INSTRUCTIONS FOR THE TASK: Leave out the pictures and transcribe the rest of the records exactly.

┄┄┄┄┄┄┄┄┄┄┄┄┄┄┄┄┄┄┄┄

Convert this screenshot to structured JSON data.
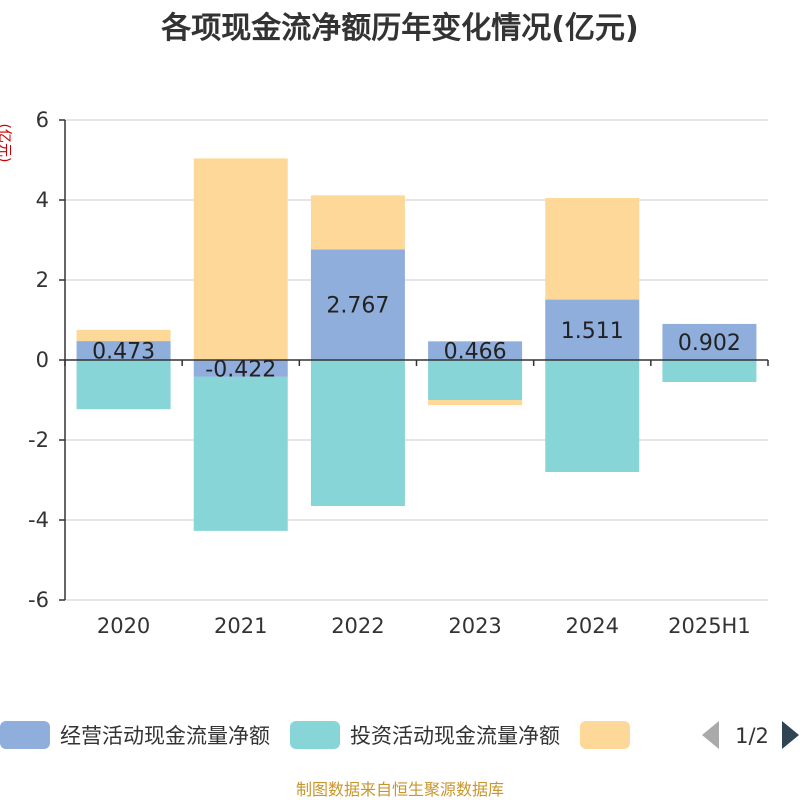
{
  "chart_data": {
    "type": "bar",
    "stacked": true,
    "title": "各项现金流净额历年变化情况(亿元)",
    "ylabel": "(亿元)",
    "xlabel": "",
    "categories": [
      "2020",
      "2021",
      "2022",
      "2023",
      "2024",
      "2025H1"
    ],
    "ylim": [
      -6,
      6
    ],
    "yticks": [
      6,
      4,
      2,
      0,
      -2,
      -4,
      -6
    ],
    "grid": true,
    "series": [
      {
        "name": "经营活动现金流量净额",
        "color": "#8FAEDB",
        "values": [
          0.473,
          -0.422,
          2.767,
          0.466,
          1.511,
          0.902
        ],
        "labels": [
          "0.473",
          "-0.422",
          "2.767",
          "0.466",
          "1.511",
          "0.902"
        ]
      },
      {
        "name": "投资活动现金流量净额",
        "color": "#88D5D8",
        "values": [
          -1.23,
          -3.85,
          -3.65,
          -1.0,
          -2.8,
          -0.55
        ]
      },
      {
        "name": "",
        "color": "#FED898",
        "values": [
          0.28,
          5.04,
          1.35,
          -0.13,
          2.54,
          0.0
        ]
      }
    ],
    "legend": {
      "position": "bottom",
      "page": "1/2"
    },
    "source": "制图数据来自恒生聚源数据库"
  },
  "colors": {
    "title": "#333333",
    "ylabel": "#CC0000",
    "source": "#C8962E",
    "axis": "#333333",
    "grid": "#CCCCCC",
    "pager_prev": "#AAAAAA",
    "pager_next": "#2F4554"
  },
  "icons": {
    "pager_prev": "triangle-left-icon",
    "pager_next": "triangle-right-icon"
  }
}
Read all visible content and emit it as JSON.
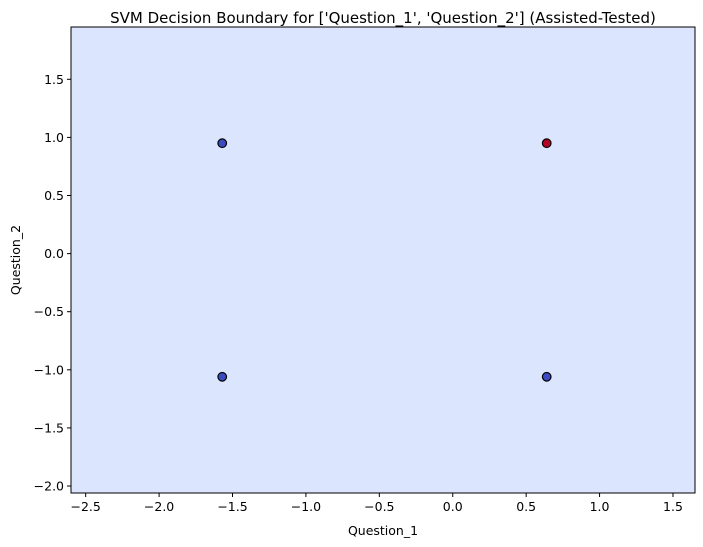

┄┄┄┄┄┄┄┄┄┄┄┄┄┄┄┄┄┄┄┄

TASK RESPONSE:
Convert this screenshot to structured JSON data.
{
  "chart_data": {
    "type": "bar",
    "stacked": true,
    "title": "各项现金流净额历年变化情况(亿元)",
    "ylabel": "(亿元)",
    "xlabel": "",
    "categories": [
      "2020",
      "2021",
      "2022",
      "2023",
      "2024",
      "2025H1"
    ],
    "ylim": [
      -6,
      6
    ],
    "yticks": [
      6,
      4,
      2,
      0,
      -2,
      -4,
      -6
    ],
    "grid": true,
    "series": [
      {
        "name": "经营活动现金流量净额",
        "color": "#8FAEDB",
        "values": [
          0.473,
          -0.422,
          2.767,
          0.466,
          1.511,
          0.902
        ],
        "labels": [
          "0.473",
          "-0.422",
          "2.767",
          "0.466",
          "1.511",
          "0.902"
        ]
      },
      {
        "name": "投资活动现金流量净额",
        "color": "#88D5D8",
        "values": [
          -1.23,
          -3.85,
          -3.65,
          -1.0,
          -2.8,
          -0.55
        ]
      },
      {
        "name": "",
        "color": "#FED898",
        "values": [
          0.28,
          5.04,
          1.35,
          -0.13,
          2.54,
          0.0
        ]
      }
    ],
    "legend": {
      "position": "bottom",
      "page": "1/2"
    },
    "source": "制图数据来自恒生聚源数据库"
  },
  "colors": {
    "title": "#333333",
    "ylabel": "#CC0000",
    "source": "#C8962E",
    "axis": "#333333",
    "grid": "#CCCCCC",
    "pager_prev": "#AAAAAA",
    "pager_next": "#2F4554"
  },
  "icons": {
    "pager_prev": "triangle-left-icon",
    "pager_next": "triangle-right-icon"
  }
}
Read all visible content and emit it as JSON.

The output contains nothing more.